▶ [AIM OF THE TASK] Reproduce the entries exactly.

#### LISTED RECORDS ####

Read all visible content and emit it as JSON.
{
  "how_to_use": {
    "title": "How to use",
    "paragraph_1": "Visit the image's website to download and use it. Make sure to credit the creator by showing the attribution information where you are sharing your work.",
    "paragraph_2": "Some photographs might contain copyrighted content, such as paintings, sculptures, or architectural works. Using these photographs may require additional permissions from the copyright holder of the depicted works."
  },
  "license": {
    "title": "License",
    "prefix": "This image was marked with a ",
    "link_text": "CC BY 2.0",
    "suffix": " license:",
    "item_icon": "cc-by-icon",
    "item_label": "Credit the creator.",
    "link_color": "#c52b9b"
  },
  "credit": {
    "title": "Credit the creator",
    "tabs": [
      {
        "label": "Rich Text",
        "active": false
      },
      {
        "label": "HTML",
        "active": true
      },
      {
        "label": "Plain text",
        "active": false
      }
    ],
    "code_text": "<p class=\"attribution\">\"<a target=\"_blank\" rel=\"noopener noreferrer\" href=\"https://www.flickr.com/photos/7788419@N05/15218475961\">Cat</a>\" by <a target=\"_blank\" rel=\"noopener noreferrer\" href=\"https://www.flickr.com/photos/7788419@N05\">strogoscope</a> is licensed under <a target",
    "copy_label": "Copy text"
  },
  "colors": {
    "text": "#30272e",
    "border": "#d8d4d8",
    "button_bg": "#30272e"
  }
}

####

▶ [WRITTEN ANSWER]
Read all visible content and emit it as JSON.
{
  "how_to_use": {
    "title": "How to use",
    "paragraph_1": "Visit the image's website to download and use it. Make sure to credit the creator by showing the attribution information where you are sharing your work.",
    "paragraph_2": "Some photographs might contain copyrighted content, such as paintings, sculptures, or architectural works. Using these photographs may require additional permissions from the copyright holder of the depicted works."
  },
  "license": {
    "title": "License",
    "prefix": "This image was marked with a ",
    "link_text": "CC BY 2.0",
    "suffix": " license:",
    "item_icon": "cc-by-icon",
    "item_label": "Credit the creator.",
    "link_color": "#c52b9b"
  },
  "credit": {
    "title": "Credit the creator",
    "tabs": [
      {
        "label": "Rich Text",
        "active": false
      },
      {
        "label": "HTML",
        "active": true
      },
      {
        "label": "Plain text",
        "active": false
      }
    ],
    "code_text": "<p class=\"attribution\">\"<a target=\"_blank\" rel=\"noopener noreferrer\" href=\"https://www.flickr.com/photos/7788419@N05/15218475961\">Cat</a>\" by <a target=\"_blank\" rel=\"noopener noreferrer\" href=\"https://www.flickr.com/photos/7788419@N05\">strogoscope</a> is licensed under <a target",
    "copy_label": "Copy text"
  },
  "colors": {
    "text": "#30272e",
    "border": "#d8d4d8",
    "button_bg": "#30272e"
  }
}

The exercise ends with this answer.